→ GIVEN INSTRUCTION:
Return the listing below in full, with every line exactly as it is.

→ RECORDS FOR THIS EXERCISE:
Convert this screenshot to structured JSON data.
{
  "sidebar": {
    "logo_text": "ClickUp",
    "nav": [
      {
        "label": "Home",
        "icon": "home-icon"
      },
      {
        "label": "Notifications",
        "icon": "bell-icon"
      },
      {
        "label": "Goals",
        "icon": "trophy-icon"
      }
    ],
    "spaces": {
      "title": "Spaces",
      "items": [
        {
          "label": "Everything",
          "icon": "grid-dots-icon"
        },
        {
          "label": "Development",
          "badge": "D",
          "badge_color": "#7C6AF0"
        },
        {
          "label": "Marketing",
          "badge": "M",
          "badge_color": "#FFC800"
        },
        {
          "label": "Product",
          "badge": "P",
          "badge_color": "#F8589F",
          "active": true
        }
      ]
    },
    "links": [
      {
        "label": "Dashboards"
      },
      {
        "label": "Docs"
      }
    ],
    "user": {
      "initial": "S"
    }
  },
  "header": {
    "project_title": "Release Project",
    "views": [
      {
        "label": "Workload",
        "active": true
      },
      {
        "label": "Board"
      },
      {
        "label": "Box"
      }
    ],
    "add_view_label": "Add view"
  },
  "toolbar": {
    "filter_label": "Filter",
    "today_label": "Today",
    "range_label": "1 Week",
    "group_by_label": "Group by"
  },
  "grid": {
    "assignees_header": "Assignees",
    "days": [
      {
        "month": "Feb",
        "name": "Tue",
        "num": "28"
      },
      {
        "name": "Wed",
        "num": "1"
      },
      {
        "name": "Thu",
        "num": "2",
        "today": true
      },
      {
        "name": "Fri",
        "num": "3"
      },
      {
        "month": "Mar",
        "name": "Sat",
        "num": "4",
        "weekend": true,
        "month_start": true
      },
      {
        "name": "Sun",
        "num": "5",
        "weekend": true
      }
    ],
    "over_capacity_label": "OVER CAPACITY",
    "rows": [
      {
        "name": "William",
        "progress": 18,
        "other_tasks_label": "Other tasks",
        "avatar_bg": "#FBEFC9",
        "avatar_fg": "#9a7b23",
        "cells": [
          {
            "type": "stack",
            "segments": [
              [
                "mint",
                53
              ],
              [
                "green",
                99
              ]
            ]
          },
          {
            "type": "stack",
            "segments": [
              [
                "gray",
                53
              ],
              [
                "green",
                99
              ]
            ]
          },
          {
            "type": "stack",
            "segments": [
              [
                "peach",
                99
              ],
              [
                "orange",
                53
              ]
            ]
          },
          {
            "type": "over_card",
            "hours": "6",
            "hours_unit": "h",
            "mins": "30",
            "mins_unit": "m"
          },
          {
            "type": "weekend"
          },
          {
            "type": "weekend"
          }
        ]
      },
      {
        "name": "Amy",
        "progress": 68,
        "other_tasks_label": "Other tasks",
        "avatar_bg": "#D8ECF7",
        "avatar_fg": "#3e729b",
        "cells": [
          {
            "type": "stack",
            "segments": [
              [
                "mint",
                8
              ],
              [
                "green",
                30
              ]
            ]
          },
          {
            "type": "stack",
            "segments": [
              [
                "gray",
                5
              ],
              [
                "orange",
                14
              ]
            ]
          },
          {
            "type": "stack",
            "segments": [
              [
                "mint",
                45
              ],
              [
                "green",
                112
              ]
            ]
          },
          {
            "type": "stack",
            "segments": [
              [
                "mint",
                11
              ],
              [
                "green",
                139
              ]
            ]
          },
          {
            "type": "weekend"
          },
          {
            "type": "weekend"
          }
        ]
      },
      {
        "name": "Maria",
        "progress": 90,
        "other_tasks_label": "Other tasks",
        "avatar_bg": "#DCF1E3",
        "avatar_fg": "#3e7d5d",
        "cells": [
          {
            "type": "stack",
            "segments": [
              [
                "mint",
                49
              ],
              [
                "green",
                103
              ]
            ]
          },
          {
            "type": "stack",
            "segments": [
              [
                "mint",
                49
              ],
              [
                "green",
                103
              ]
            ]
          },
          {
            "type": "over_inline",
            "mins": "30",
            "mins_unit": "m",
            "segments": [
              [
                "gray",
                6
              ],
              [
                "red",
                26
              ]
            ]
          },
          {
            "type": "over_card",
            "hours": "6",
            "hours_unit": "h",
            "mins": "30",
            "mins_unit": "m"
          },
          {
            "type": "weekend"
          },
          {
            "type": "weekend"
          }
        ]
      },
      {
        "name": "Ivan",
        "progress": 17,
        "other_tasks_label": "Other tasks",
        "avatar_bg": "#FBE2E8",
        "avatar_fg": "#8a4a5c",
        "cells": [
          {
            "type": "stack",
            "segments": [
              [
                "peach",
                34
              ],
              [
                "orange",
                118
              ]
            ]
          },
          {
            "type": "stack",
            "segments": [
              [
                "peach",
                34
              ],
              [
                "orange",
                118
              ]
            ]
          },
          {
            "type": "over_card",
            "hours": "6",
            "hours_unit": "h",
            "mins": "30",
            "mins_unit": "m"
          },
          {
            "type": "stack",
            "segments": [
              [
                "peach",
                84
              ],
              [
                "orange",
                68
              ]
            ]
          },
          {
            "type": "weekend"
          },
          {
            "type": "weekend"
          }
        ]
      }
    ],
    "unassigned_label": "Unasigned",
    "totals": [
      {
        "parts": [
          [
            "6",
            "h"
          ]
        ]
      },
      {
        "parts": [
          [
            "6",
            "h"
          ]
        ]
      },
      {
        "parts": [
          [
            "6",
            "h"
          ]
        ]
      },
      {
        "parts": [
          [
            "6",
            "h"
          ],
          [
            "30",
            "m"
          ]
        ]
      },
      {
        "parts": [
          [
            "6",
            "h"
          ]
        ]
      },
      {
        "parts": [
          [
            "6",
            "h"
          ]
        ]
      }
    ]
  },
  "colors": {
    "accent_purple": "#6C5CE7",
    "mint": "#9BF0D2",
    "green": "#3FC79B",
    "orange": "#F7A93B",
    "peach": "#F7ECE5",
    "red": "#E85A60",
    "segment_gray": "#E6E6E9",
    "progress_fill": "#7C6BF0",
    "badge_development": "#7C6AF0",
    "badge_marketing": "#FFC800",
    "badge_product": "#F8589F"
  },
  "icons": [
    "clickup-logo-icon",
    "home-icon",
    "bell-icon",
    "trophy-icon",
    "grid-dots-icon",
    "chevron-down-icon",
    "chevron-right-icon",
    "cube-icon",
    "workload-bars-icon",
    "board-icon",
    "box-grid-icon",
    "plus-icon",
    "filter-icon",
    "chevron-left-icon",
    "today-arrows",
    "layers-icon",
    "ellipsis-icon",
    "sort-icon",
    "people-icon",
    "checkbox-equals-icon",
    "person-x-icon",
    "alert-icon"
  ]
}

→ OUTPUT FOR THIS TASK:
Convert this screenshot to structured JSON data.
{
  "sidebar": {
    "logo_text": "ClickUp",
    "nav": [
      {
        "label": "Home",
        "icon": "home-icon"
      },
      {
        "label": "Notifications",
        "icon": "bell-icon"
      },
      {
        "label": "Goals",
        "icon": "trophy-icon"
      }
    ],
    "spaces": {
      "title": "Spaces",
      "items": [
        {
          "label": "Everything",
          "icon": "grid-dots-icon"
        },
        {
          "label": "Development",
          "badge": "D",
          "badge_color": "#7C6AF0"
        },
        {
          "label": "Marketing",
          "badge": "M",
          "badge_color": "#FFC800"
        },
        {
          "label": "Product",
          "badge": "P",
          "badge_color": "#F8589F",
          "active": true
        }
      ]
    },
    "links": [
      {
        "label": "Dashboards"
      },
      {
        "label": "Docs"
      }
    ],
    "user": {
      "initial": "S"
    }
  },
  "header": {
    "project_title": "Release Project",
    "views": [
      {
        "label": "Workload",
        "active": true
      },
      {
        "label": "Board"
      },
      {
        "label": "Box"
      }
    ],
    "add_view_label": "Add view"
  },
  "toolbar": {
    "filter_label": "Filter",
    "today_label": "Today",
    "range_label": "1 Week",
    "group_by_label": "Group by"
  },
  "grid": {
    "assignees_header": "Assignees",
    "days": [
      {
        "month": "Feb",
        "name": "Tue",
        "num": "28"
      },
      {
        "name": "Wed",
        "num": "1"
      },
      {
        "name": "Thu",
        "num": "2",
        "today": true
      },
      {
        "name": "Fri",
        "num": "3"
      },
      {
        "month": "Mar",
        "name": "Sat",
        "num": "4",
        "weekend": true,
        "month_start": true
      },
      {
        "name": "Sun",
        "num": "5",
        "weekend": true
      }
    ],
    "over_capacity_label": "OVER CAPACITY",
    "rows": [
      {
        "name": "William",
        "progress": 18,
        "other_tasks_label": "Other tasks",
        "avatar_bg": "#FBEFC9",
        "avatar_fg": "#9a7b23",
        "cells": [
          {
            "type": "stack",
            "segments": [
              [
                "mint",
                53
              ],
              [
                "green",
                99
              ]
            ]
          },
          {
            "type": "stack",
            "segments": [
              [
                "gray",
                53
              ],
              [
                "green",
                99
              ]
            ]
          },
          {
            "type": "stack",
            "segments": [
              [
                "peach",
                99
              ],
              [
                "orange",
                53
              ]
            ]
          },
          {
            "type": "over_card",
            "hours": "6",
            "hours_unit": "h",
            "mins": "30",
            "mins_unit": "m"
          },
          {
            "type": "weekend"
          },
          {
            "type": "weekend"
          }
        ]
      },
      {
        "name": "Amy",
        "progress": 68,
        "other_tasks_label": "Other tasks",
        "avatar_bg": "#D8ECF7",
        "avatar_fg": "#3e729b",
        "cells": [
          {
            "type": "stack",
            "segments": [
              [
                "mint",
                8
              ],
              [
                "green",
                30
              ]
            ]
          },
          {
            "type": "stack",
            "segments": [
              [
                "gray",
                5
              ],
              [
                "orange",
                14
              ]
            ]
          },
          {
            "type": "stack",
            "segments": [
              [
                "mint",
                45
              ],
              [
                "green",
                112
              ]
            ]
          },
          {
            "type": "stack",
            "segments": [
              [
                "mint",
                11
              ],
              [
                "green",
                139
              ]
            ]
          },
          {
            "type": "weekend"
          },
          {
            "type": "weekend"
          }
        ]
      },
      {
        "name": "Maria",
        "progress": 90,
        "other_tasks_label": "Other tasks",
        "avatar_bg": "#DCF1E3",
        "avatar_fg": "#3e7d5d",
        "cells": [
          {
            "type": "stack",
            "segments": [
              [
                "mint",
                49
              ],
              [
                "green",
                103
              ]
            ]
          },
          {
            "type": "stack",
            "segments": [
              [
                "mint",
                49
              ],
              [
                "green",
                103
              ]
            ]
          },
          {
            "type": "over_inline",
            "mins": "30",
            "mins_unit": "m",
            "segments": [
              [
                "gray",
                6
              ],
              [
                "red",
                26
              ]
            ]
          },
          {
            "type": "over_card",
            "hours": "6",
            "hours_unit": "h",
            "mins": "30",
            "mins_unit": "m"
          },
          {
            "type": "weekend"
          },
          {
            "type": "weekend"
          }
        ]
      },
      {
        "name": "Ivan",
        "progress": 17,
        "other_tasks_label": "Other tasks",
        "avatar_bg": "#FBE2E8",
        "avatar_fg": "#8a4a5c",
        "cells": [
          {
            "type": "stack",
            "segments": [
              [
                "peach",
                34
              ],
              [
                "orange",
                118
              ]
            ]
          },
          {
            "type": "stack",
            "segments": [
              [
                "peach",
                34
              ],
              [
                "orange",
                118
              ]
            ]
          },
          {
            "type": "over_card",
            "hours": "6",
            "hours_unit": "h",
            "mins": "30",
            "mins_unit": "m"
          },
          {
            "type": "stack",
            "segments": [
              [
                "peach",
                84
              ],
              [
                "orange",
                68
              ]
            ]
          },
          {
            "type": "weekend"
          },
          {
            "type": "weekend"
          }
        ]
      }
    ],
    "unassigned_label": "Unasigned",
    "totals": [
      {
        "parts": [
          [
            "6",
            "h"
          ]
        ]
      },
      {
        "parts": [
          [
            "6",
            "h"
          ]
        ]
      },
      {
        "parts": [
          [
            "6",
            "h"
          ]
        ]
      },
      {
        "parts": [
          [
            "6",
            "h"
          ],
          [
            "30",
            "m"
          ]
        ]
      },
      {
        "parts": [
          [
            "6",
            "h"
          ]
        ]
      },
      {
        "parts": [
          [
            "6",
            "h"
          ]
        ]
      }
    ]
  },
  "colors": {
    "accent_purple": "#6C5CE7",
    "mint": "#9BF0D2",
    "green": "#3FC79B",
    "orange": "#F7A93B",
    "peach": "#F7ECE5",
    "red": "#E85A60",
    "segment_gray": "#E6E6E9",
    "progress_fill": "#7C6BF0",
    "badge_development": "#7C6AF0",
    "badge_marketing": "#FFC800",
    "badge_product": "#F8589F"
  },
  "icons": [
    "clickup-logo-icon",
    "home-icon",
    "bell-icon",
    "trophy-icon",
    "grid-dots-icon",
    "chevron-down-icon",
    "chevron-right-icon",
    "cube-icon",
    "workload-bars-icon",
    "board-icon",
    "box-grid-icon",
    "plus-icon",
    "filter-icon",
    "chevron-left-icon",
    "today-arrows",
    "layers-icon",
    "ellipsis-icon",
    "sort-icon",
    "people-icon",
    "checkbox-equals-icon",
    "person-x-icon",
    "alert-icon"
  ]
}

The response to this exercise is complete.